**Task inputs:**
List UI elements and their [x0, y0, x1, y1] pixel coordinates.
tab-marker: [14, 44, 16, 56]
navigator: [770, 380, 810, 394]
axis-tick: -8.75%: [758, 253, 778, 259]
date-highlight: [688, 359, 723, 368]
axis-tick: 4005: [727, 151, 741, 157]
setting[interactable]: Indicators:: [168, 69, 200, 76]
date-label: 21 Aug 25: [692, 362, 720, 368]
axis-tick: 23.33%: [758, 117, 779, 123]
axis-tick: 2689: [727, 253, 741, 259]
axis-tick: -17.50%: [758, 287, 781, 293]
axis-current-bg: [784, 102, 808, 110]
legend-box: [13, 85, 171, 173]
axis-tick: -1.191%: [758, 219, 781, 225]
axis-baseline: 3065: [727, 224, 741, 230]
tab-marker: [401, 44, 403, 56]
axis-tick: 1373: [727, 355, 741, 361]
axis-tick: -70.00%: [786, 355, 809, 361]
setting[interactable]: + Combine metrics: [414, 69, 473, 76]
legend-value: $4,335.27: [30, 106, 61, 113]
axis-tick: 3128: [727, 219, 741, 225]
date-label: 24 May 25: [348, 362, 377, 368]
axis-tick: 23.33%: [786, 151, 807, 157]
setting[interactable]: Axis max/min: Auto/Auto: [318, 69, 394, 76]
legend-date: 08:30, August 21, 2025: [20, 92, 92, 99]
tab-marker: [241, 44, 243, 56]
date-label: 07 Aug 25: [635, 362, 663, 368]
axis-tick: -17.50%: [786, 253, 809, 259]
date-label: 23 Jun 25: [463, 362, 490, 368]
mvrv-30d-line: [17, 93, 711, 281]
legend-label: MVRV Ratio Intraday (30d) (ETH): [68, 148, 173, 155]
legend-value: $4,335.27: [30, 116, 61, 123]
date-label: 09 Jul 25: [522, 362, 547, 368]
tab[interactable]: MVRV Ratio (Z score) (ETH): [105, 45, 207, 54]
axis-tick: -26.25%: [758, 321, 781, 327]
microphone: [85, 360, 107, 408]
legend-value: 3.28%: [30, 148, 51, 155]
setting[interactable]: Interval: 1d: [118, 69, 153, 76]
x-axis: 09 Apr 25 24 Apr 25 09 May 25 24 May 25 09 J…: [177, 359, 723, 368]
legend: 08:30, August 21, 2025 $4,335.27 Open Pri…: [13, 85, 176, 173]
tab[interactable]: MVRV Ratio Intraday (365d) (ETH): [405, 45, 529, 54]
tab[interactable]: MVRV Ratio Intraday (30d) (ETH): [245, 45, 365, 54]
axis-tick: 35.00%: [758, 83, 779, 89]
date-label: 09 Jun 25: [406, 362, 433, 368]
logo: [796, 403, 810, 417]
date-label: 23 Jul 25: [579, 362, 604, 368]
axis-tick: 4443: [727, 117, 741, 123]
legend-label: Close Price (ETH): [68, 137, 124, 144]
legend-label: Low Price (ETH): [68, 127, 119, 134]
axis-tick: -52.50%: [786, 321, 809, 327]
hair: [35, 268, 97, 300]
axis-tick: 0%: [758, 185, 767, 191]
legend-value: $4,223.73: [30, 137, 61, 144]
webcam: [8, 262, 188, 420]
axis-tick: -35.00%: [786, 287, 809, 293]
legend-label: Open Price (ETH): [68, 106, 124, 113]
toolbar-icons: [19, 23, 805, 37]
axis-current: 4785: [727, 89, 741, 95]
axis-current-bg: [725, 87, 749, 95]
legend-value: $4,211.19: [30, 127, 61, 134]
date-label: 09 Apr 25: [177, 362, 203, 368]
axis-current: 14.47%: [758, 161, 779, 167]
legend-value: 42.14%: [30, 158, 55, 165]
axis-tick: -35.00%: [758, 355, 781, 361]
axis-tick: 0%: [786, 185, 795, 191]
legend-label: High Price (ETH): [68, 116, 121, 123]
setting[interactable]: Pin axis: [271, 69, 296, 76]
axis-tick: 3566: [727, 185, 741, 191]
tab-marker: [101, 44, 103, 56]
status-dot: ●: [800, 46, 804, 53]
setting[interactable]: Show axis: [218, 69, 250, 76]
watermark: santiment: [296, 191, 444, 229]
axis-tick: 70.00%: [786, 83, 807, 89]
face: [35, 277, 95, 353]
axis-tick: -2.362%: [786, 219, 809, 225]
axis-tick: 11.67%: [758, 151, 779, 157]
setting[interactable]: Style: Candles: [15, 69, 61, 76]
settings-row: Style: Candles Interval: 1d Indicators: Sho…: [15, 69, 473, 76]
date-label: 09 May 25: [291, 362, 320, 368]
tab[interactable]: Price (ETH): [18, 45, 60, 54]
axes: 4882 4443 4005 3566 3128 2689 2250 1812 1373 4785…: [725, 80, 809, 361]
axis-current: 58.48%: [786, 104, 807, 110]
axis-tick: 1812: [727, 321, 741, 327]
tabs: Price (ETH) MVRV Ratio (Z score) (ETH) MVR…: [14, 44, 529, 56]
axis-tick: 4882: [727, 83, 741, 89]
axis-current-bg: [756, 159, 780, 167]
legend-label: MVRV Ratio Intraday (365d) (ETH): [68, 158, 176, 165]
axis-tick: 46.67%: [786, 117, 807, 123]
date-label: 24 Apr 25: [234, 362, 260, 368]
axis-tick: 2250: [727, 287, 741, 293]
---
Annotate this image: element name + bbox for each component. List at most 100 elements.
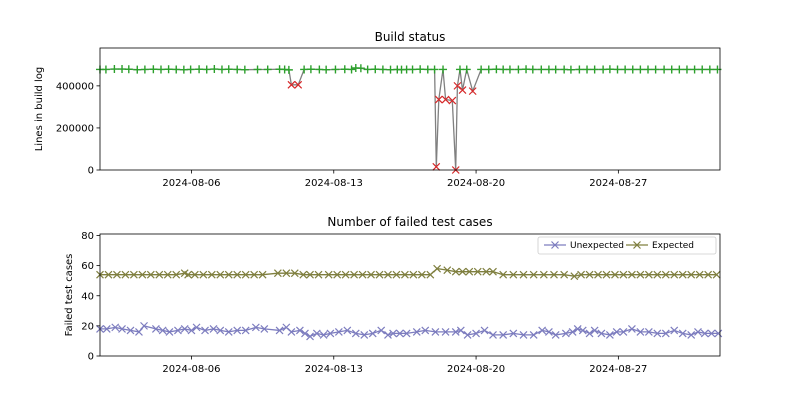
--
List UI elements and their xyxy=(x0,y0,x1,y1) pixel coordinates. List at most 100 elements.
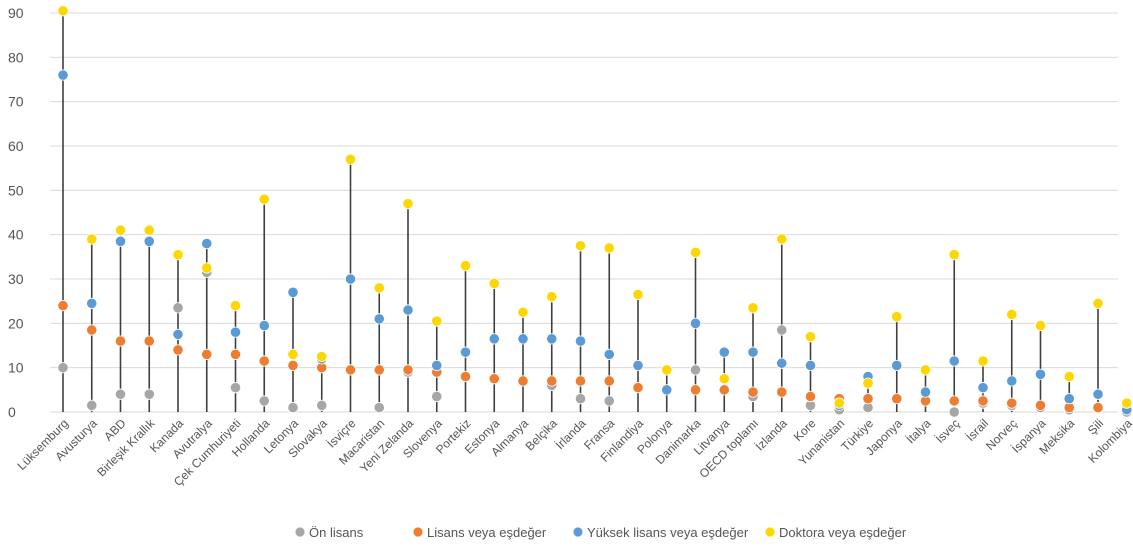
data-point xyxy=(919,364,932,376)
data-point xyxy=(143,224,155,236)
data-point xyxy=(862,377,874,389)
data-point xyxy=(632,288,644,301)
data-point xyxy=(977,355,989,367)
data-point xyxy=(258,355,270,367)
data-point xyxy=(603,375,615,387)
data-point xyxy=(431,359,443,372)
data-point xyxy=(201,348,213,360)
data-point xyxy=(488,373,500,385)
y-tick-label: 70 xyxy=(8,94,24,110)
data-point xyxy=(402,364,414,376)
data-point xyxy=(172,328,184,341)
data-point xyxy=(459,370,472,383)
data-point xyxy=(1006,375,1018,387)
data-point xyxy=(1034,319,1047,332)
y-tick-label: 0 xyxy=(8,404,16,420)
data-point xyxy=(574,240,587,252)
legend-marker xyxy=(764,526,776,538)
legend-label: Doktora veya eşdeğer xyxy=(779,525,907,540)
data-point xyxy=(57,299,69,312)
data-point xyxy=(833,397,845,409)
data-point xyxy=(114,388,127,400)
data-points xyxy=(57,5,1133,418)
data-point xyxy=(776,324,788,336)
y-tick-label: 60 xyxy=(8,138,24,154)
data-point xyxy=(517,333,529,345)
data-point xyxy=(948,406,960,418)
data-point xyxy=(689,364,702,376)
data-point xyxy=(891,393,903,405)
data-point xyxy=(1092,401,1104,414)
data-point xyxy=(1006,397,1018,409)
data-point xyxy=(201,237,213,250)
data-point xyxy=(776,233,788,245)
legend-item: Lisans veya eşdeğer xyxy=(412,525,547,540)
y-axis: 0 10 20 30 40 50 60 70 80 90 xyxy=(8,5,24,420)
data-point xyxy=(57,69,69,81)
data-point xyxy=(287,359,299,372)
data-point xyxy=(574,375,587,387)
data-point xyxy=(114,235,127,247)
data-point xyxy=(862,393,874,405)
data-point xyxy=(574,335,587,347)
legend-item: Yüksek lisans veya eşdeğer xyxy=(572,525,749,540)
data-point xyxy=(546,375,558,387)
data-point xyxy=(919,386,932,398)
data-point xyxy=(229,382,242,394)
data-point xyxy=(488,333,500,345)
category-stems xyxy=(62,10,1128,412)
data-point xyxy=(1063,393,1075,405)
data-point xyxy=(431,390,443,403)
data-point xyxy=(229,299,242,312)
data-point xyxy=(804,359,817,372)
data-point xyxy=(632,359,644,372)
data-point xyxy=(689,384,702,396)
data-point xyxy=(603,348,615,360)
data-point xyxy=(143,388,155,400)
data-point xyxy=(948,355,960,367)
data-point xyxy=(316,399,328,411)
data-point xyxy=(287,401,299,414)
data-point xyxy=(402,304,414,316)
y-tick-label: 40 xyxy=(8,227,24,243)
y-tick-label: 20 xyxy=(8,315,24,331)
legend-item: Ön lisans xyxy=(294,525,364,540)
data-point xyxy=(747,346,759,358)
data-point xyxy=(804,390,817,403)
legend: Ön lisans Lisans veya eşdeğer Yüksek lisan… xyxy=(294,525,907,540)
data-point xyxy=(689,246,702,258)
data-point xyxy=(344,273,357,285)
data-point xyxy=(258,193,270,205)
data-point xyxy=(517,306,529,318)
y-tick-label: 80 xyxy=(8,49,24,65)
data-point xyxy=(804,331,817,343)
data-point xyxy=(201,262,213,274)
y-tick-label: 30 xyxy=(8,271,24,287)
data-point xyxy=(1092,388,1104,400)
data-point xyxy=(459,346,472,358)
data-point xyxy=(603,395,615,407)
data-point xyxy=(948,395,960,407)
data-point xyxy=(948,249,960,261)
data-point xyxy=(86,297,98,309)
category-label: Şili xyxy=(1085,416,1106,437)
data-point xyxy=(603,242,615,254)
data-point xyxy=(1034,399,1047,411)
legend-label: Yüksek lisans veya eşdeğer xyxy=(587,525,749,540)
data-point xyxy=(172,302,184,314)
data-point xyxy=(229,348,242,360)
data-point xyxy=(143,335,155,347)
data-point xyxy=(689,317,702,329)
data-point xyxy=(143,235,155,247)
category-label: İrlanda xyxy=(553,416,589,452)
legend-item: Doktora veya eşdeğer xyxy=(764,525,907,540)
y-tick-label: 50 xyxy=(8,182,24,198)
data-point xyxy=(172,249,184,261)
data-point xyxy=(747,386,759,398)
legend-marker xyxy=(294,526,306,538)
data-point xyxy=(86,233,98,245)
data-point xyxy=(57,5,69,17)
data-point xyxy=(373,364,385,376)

**Challenge:** Could you copy out, word for word, the rows that start with the one containing "List UI elements and their [x0, y0, x1, y1]" and end with the one containing "legend-label: Close Price", with both of those included?

**Response below:**
List UI elements and their [x0, y0, x1, y1] pixel coordinates.
tab-marker: [14, 44, 16, 56]
navigator: [770, 380, 810, 394]
axis-tick: -8.75%: [758, 253, 778, 259]
date-highlight: [688, 359, 723, 368]
axis-tick: 4005: [727, 151, 741, 157]
setting[interactable]: Indicators:: [168, 69, 200, 76]
date-label: 21 Aug 25: [692, 362, 720, 368]
axis-tick: 23.33%: [758, 117, 779, 123]
axis-tick: 2689: [727, 253, 741, 259]
axis-tick: -17.50%: [758, 287, 781, 293]
axis-current-bg: [784, 102, 808, 110]
legend-box: [13, 85, 171, 173]
axis-tick: -1.191%: [758, 219, 781, 225]
axis-baseline: 3065: [727, 224, 741, 230]
tab-marker: [401, 44, 403, 56]
axis-tick: 1373: [727, 355, 741, 361]
axis-tick: -70.00%: [786, 355, 809, 361]
setting[interactable]: + Combine metrics: [414, 69, 473, 76]
legend-value: $4,335.27: [30, 106, 61, 113]
axis-tick: 3128: [727, 219, 741, 225]
date-label: 24 May 25: [348, 362, 377, 368]
axis-tick: 23.33%: [786, 151, 807, 157]
setting[interactable]: Axis max/min: Auto/Auto: [318, 69, 394, 76]
legend-date: 08:30, August 21, 2025: [20, 92, 92, 99]
tab-marker: [241, 44, 243, 56]
date-label: 07 Aug 25: [635, 362, 663, 368]
axis-tick: -17.50%: [786, 253, 809, 259]
date-label: 23 Jun 25: [463, 362, 490, 368]
mvrv-30d-line: [17, 93, 711, 281]
legend-label: MVRV Ratio Intraday (30d) (ETH): [68, 148, 173, 155]
legend-value: $4,335.27: [30, 116, 61, 123]
date-label: 09 Jul 25: [522, 362, 547, 368]
tab[interactable]: MVRV Ratio (Z score) (ETH): [105, 45, 207, 54]
axis-tick: -26.25%: [758, 321, 781, 327]
microphone: [85, 360, 107, 408]
legend-value: 3.28%: [30, 148, 51, 155]
setting[interactable]: Interval: 1d: [118, 69, 153, 76]
x-axis: 09 Apr 25 24 Apr 25 09 May 25 24 May 25 09 J…: [177, 359, 723, 368]
legend: 08:30, August 21, 2025 $4,335.27 Open Pri…: [13, 85, 176, 173]
tab[interactable]: MVRV Ratio Intraday (365d) (ETH): [405, 45, 529, 54]
tab[interactable]: MVRV Ratio Intraday (30d) (ETH): [245, 45, 365, 54]
axis-tick: 35.00%: [758, 83, 779, 89]
date-label: 09 Jun 25: [406, 362, 433, 368]
logo: [796, 403, 810, 417]
date-label: 23 Jul 25: [579, 362, 604, 368]
axis-tick: 4443: [727, 117, 741, 123]
legend-label: Close Price (ETH): [68, 137, 124, 144]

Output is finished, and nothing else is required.